Directions for this task
Give the stretch of lines from the one containing "Annotate this image: element" through the one containing "green-guide-label-top: 1: [333, 88, 339, 98]" as a JSON list of strings, one string per line and no entries for blank lines. Leave the pictures out.

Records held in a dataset
..........

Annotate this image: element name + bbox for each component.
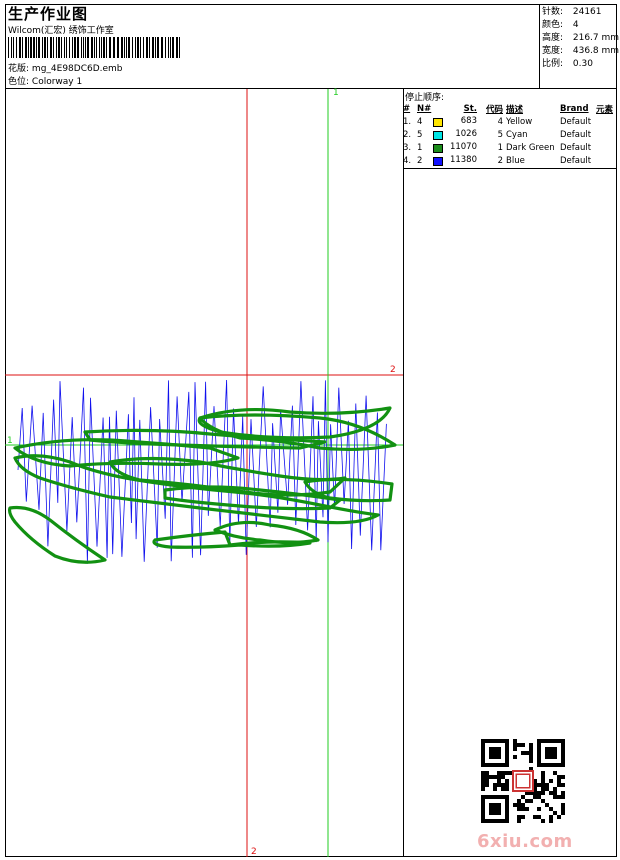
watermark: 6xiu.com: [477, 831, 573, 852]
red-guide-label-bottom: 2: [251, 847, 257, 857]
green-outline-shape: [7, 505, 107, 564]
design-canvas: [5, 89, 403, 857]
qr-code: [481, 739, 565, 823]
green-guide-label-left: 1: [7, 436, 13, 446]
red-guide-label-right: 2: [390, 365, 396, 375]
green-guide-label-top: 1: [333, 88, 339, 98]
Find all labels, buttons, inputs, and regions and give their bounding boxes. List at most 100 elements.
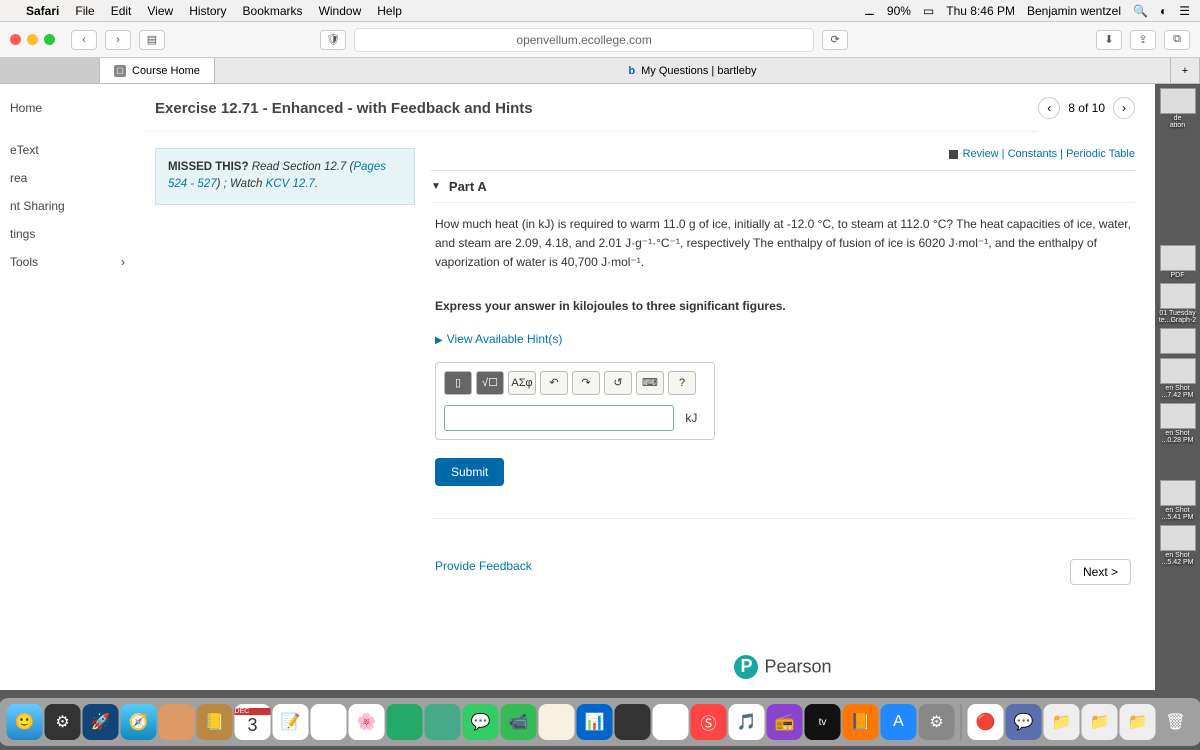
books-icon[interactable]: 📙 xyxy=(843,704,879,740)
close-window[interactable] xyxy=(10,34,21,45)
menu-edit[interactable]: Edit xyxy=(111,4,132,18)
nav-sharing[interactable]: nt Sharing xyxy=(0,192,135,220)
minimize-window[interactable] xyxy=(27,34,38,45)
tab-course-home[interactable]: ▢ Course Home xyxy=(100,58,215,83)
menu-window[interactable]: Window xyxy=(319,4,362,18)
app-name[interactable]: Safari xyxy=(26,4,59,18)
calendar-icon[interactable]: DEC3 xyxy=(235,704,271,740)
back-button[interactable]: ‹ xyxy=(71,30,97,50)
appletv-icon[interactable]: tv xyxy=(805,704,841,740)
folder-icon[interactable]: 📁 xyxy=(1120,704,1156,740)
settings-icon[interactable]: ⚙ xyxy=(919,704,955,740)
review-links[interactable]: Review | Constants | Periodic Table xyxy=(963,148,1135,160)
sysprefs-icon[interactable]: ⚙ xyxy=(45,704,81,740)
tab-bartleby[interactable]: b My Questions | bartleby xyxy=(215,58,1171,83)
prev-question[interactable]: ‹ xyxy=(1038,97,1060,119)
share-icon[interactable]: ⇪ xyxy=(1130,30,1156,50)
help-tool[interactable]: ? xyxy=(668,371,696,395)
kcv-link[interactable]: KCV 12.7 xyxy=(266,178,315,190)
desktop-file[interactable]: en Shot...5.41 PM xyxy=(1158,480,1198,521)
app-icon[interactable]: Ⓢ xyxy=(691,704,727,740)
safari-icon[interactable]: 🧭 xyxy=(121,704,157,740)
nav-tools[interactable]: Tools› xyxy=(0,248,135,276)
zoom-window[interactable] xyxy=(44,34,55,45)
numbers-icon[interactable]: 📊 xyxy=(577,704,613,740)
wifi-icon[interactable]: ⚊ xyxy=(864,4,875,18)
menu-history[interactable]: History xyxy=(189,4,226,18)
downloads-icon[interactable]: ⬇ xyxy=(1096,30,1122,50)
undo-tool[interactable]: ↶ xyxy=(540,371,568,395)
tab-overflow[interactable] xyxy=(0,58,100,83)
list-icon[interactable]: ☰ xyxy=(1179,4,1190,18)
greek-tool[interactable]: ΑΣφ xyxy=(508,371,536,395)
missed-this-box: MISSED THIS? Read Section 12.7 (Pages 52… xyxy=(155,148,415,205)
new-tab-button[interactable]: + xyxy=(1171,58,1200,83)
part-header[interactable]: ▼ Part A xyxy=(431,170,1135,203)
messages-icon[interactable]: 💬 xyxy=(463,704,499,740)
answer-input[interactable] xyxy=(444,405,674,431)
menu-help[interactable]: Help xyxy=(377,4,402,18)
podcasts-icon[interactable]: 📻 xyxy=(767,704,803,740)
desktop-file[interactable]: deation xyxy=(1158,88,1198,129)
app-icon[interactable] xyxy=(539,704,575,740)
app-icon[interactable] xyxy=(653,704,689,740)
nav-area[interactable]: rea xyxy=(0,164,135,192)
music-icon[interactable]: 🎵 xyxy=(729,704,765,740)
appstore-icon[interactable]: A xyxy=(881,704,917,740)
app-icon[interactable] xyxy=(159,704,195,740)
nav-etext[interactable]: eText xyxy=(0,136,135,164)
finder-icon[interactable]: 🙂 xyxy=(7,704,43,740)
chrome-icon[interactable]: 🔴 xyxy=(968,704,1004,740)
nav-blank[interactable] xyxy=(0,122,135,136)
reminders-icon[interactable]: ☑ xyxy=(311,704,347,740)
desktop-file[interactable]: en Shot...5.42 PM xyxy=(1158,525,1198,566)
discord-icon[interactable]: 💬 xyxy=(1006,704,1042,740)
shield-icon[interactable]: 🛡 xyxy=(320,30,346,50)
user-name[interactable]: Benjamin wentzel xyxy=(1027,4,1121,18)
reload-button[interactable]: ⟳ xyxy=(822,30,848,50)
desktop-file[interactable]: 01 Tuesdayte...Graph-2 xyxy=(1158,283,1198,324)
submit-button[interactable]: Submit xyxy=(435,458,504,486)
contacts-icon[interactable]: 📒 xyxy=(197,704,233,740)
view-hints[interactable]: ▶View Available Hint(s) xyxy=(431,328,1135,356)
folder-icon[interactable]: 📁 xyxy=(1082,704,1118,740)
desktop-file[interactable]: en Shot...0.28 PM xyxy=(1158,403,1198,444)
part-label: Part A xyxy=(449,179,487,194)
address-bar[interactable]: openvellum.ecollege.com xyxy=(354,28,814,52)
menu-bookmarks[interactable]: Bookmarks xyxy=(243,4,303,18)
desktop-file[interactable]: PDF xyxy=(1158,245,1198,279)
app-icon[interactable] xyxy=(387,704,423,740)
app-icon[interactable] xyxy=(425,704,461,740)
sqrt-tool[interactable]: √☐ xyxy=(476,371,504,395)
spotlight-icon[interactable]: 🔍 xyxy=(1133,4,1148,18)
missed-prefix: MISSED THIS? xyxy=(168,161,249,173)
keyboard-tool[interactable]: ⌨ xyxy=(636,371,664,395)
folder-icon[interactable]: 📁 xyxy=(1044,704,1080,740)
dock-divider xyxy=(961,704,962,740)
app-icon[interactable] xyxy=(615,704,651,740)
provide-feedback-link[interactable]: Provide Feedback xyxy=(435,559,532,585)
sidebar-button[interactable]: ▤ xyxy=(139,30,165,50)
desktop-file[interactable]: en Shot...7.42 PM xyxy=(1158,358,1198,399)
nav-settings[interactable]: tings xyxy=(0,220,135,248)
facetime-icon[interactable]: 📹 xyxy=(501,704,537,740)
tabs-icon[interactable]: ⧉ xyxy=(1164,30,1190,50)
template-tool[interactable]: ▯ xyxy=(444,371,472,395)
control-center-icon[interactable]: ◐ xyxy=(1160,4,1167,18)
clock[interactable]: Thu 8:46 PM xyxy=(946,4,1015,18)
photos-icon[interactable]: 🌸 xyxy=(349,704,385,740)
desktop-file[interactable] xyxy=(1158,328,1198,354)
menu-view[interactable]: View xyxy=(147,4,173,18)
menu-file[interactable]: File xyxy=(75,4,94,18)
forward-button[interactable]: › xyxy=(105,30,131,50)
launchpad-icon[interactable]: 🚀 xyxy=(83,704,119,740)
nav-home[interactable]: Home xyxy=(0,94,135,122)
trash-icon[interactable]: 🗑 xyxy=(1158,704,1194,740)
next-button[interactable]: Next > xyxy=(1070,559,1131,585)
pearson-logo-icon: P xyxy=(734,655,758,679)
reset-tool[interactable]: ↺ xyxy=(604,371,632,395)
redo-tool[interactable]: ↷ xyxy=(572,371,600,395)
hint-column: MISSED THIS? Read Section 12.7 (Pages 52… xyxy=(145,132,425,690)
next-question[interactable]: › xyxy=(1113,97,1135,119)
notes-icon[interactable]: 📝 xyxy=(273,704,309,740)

..........

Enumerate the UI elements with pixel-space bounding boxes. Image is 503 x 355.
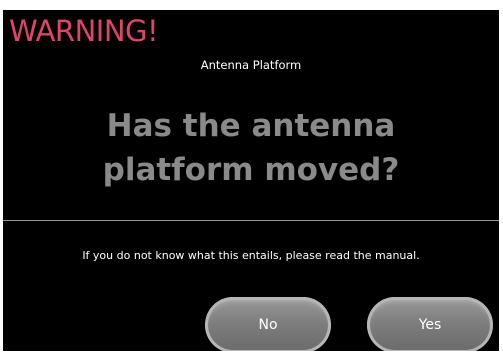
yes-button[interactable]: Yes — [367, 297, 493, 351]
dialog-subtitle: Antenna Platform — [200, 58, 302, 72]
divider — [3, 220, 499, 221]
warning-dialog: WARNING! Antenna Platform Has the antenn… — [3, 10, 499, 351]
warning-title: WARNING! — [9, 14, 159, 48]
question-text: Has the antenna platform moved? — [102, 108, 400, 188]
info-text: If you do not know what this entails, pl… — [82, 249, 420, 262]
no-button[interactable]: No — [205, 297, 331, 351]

..........

Response for this exercise
[
  "Annotate this image: element name + bbox for each component.",
  "watermark: 6xiu.com: [477, 831, 573, 852]",
  "red-guide-label-bottom: 2: [251, 847, 257, 857]",
  "green-outline-shape: [7, 505, 107, 564]",
  "design-canvas: [5, 89, 403, 857]",
  "qr-code: [481, 739, 565, 823]",
  "green-guide-label-left: 1: [7, 436, 13, 446]",
  "red-guide-label-right: 2: [390, 365, 396, 375]",
  "green-guide-label-top: 1: [333, 88, 339, 98]"
]